■ **Exercise directions**: Search the material below for the word "name". Copy every line that has it.
── Supplied records ──
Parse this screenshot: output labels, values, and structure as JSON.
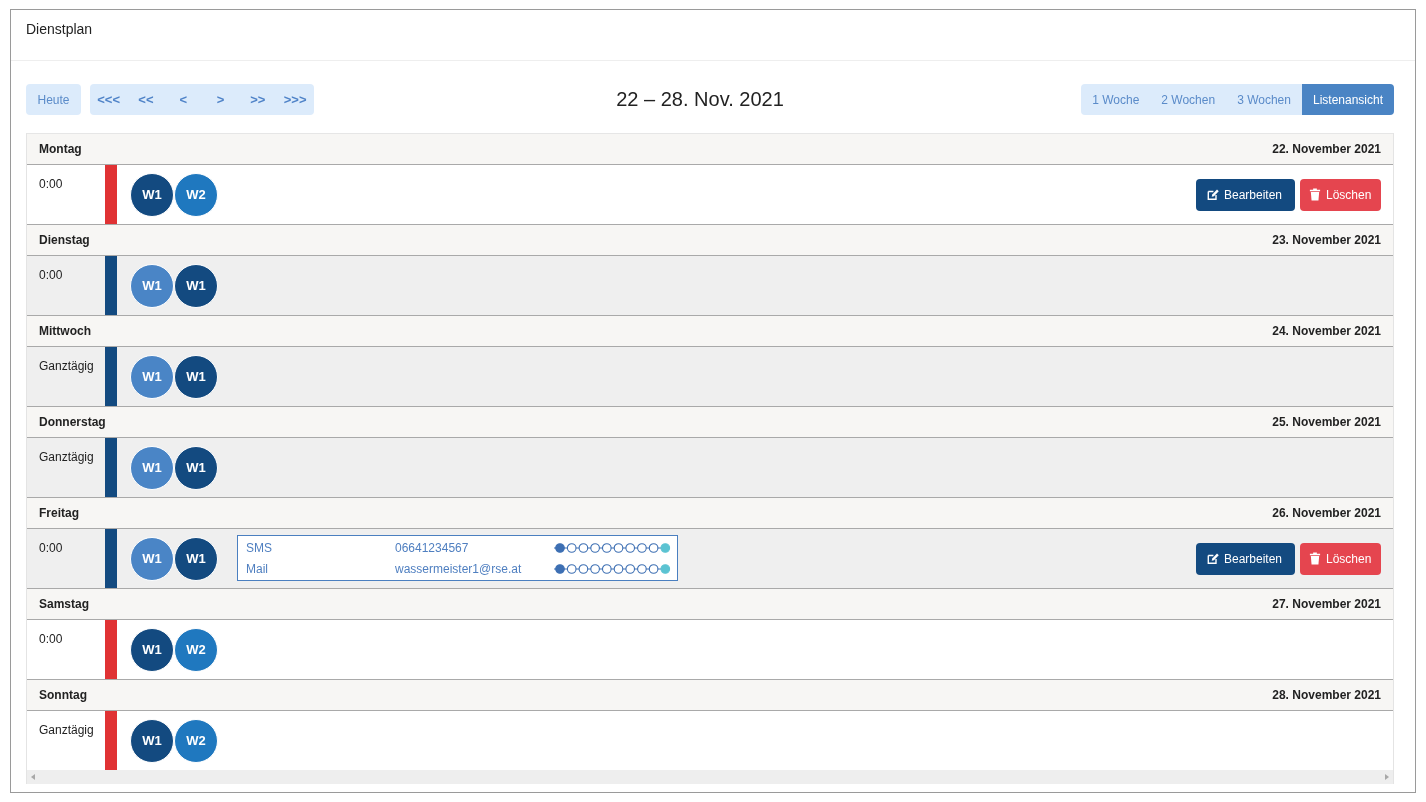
{
  "header": {
    "title": "Dienstplan"
  },
  "toolbar": {
    "today_button": "Heute",
    "nav_buttons": [
      "<<<",
      "<<",
      "<",
      ">",
      ">>",
      ">>>"
    ],
    "date_range": "22 – 28. Nov. 2021",
    "views": [
      {
        "label": "1 Woche",
        "selected": false
      },
      {
        "label": "2 Wochen",
        "selected": false
      },
      {
        "label": "3 Wochen",
        "selected": false
      },
      {
        "label": "Listenansicht",
        "selected": true
      }
    ]
  },
  "days": [
    {
      "name": "Montag",
      "date": "22. November 2021",
      "events": [
        {
          "time": "0:00",
          "color": "#e03234",
          "shaded": false,
          "badges": [
            {
              "label": "W1",
              "color": "#134a80"
            },
            {
              "label": "W2",
              "color": "#1f78bf"
            }
          ],
          "actions": [
            {
              "kind": "edit",
              "label": "Bearbeiten"
            },
            {
              "kind": "delete",
              "label": "Löschen"
            }
          ]
        }
      ]
    },
    {
      "name": "Dienstag",
      "date": "23. November 2021",
      "events": [
        {
          "time": "0:00",
          "color": "#134a80",
          "shaded": true,
          "badges": [
            {
              "label": "W1",
              "color": "#4a85c6"
            },
            {
              "label": "W1",
              "color": "#134a80"
            }
          ]
        }
      ]
    },
    {
      "name": "Mittwoch",
      "date": "24. November 2021",
      "events": [
        {
          "time": "Ganztägig",
          "color": "#134a80",
          "shaded": true,
          "badges": [
            {
              "label": "W1",
              "color": "#4a85c6"
            },
            {
              "label": "W1",
              "color": "#134a80"
            }
          ]
        }
      ]
    },
    {
      "name": "Donnerstag",
      "date": "25. November 2021",
      "events": [
        {
          "time": "Ganztägig",
          "color": "#134a80",
          "shaded": true,
          "badges": [
            {
              "label": "W1",
              "color": "#4a85c6"
            },
            {
              "label": "W1",
              "color": "#134a80"
            }
          ]
        }
      ]
    },
    {
      "name": "Freitag",
      "date": "26. November 2021",
      "events": [
        {
          "time": "0:00",
          "color": "#134a80",
          "shaded": true,
          "badges": [
            {
              "label": "W1",
              "color": "#4a85c6"
            },
            {
              "label": "W1",
              "color": "#134a80"
            }
          ],
          "contacts": [
            {
              "channel": "SMS",
              "address": "06641234567"
            },
            {
              "channel": "Mail",
              "address": "wassermeister1@rse.at"
            }
          ],
          "actions": [
            {
              "kind": "edit",
              "label": "Bearbeiten"
            },
            {
              "kind": "delete",
              "label": "Löschen"
            }
          ]
        }
      ]
    },
    {
      "name": "Samstag",
      "date": "27. November 2021",
      "events": [
        {
          "time": "0:00",
          "color": "#e03234",
          "shaded": false,
          "badges": [
            {
              "label": "W1",
              "color": "#134a80"
            },
            {
              "label": "W2",
              "color": "#1f78bf"
            }
          ]
        }
      ]
    },
    {
      "name": "Sonntag",
      "date": "28. November 2021",
      "events": [
        {
          "time": "Ganztägig",
          "color": "#e03234",
          "shaded": false,
          "badges": [
            {
              "label": "W1",
              "color": "#134a80"
            },
            {
              "label": "W2",
              "color": "#1f78bf"
            }
          ]
        }
      ]
    }
  ]
}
───
■ **Output below**:
      "name": "Montag",
      "name": "Dienstag",
      "name": "Mittwoch",
      "name": "Donnerstag",
      "name": "Freitag",
      "name": "Samstag",
      "name": "Sonntag",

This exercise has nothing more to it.